= Aim of the task =
Report how many lines in the records hold the string "是淋巴液"; give the number and nothing else.
---+---
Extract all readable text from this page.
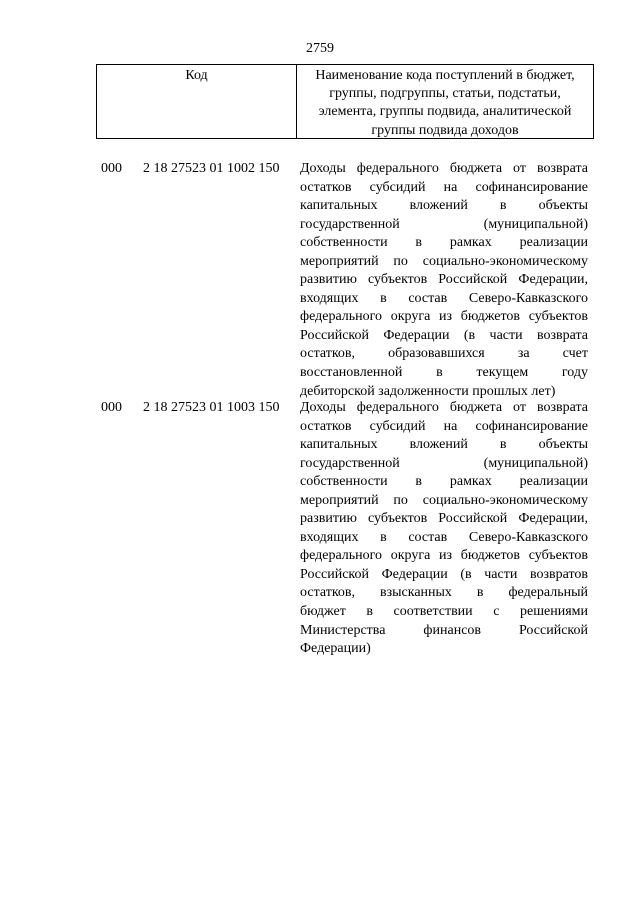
2759
Код	Наименование кода поступлений в бюджет, группы, подгруппы, статьи, подстатьи, элемента, группы подвида, аналитической группы подвида доходов
000 2 18 27523 01 1002 150 Доходы федерального бюджета от возврата
остатков субсидий на софинансирование
капитальных вложений в объекты
государственной (муниципальной)
собственности в рамках реализации
мероприятий по социально-экономическому
развитию субъектов Российской Федерации,
входящих в состав Северо-Кавказского
федерального округа из бюджетов субъектов
Российской Федерации (в части возврата
остатков, образовавшихся за счет
восстановленной в текущем году
дебиторской задолженности прошлых лет)
000 2 18 27523 01 1003 150 Доходы федерального бюджета от возврата
остатков субсидий на софинансирование
капитальных вложений в объекты
государственной (муниципальной)
собственности в рамках реализации
мероприятий по социально-экономическому
развитию субъектов Российской Федерации,
входящих в состав Северо-Кавказского
федерального округа из бюджетов субъектов
Российской Федерации (в части возвратов
остатков, взысканных в федеральный
бюджет в соответствии с решениями
Министерства финансов Российской
Федерации)
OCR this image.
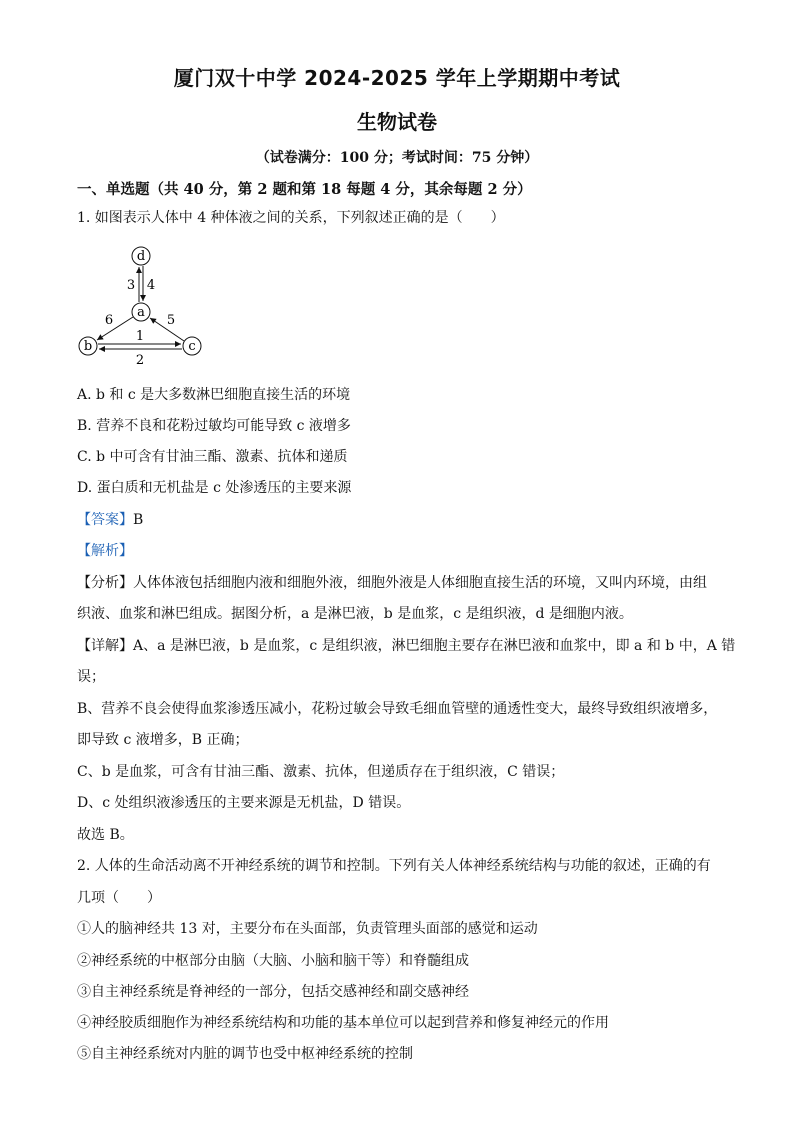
厦门双十中学 2024-2025 学年上学期期中考试
生物试卷
（试卷满分：100 分；考试时间：75 分钟）
一、单选题（共 40 分，第 2 题和第 18 每题 4 分，其余每题 2 分）
1. 如图表示人体中 4 种体液之间的关系，下列叙述正确的是（　　）
d
a
b	c
3 4
6	5
1
2
A. b 和 c 是大多数淋巴细胞直接生活的环境
B. 营养不良和花粉过敏均可能导致 c 液增多
C. b 中可含有甘油三酯、激素、抗体和递质
D. 蛋白质和无机盐是 c 处渗透压的主要来源
【答案】B
【解析】
【分析】人体体液包括细胞内液和细胞外液，细胞外液是人体细胞直接生活的环境，又叫内环境，由组
织液、血浆和淋巴组成。据图分析，a 是淋巴液，b 是血浆，c 是组织液，d 是细胞内液。
【详解】A、a 是淋巴液，b 是血浆，c 是组织液，淋巴细胞主要存在淋巴液和血浆中，即 a 和 b 中，A 错
误；
B、营养不良会使得血浆渗透压减小，花粉过敏会导致毛细血管壁的通透性变大，最终导致组织液增多，
即导致 c 液增多，B 正确；
C、b 是血浆，可含有甘油三酯、激素、抗体，但递质存在于组织液，C 错误；
D、c 处组织液渗透压的主要来源是无机盐，D 错误。
故选 B。
2. 人体的生命活动离不开神经系统的调节和控制。下列有关人体神经系统结构与功能的叙述，正确的有
几项（　　）
①人的脑神经共 13 对，主要分布在头面部，负责管理头面部的感觉和运动
②神经系统的中枢部分由脑（大脑、小脑和脑干等）和脊髓组成
③自主神经系统是脊神经的一部分，包括交感神经和副交感神经
④神经胶质细胞作为神经系统结构和功能的基本单位可以起到营养和修复神经元的作用
⑤自主神经系统对内脏的调节也受中枢神经系统的控制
---+---
= Output for this exercise =
2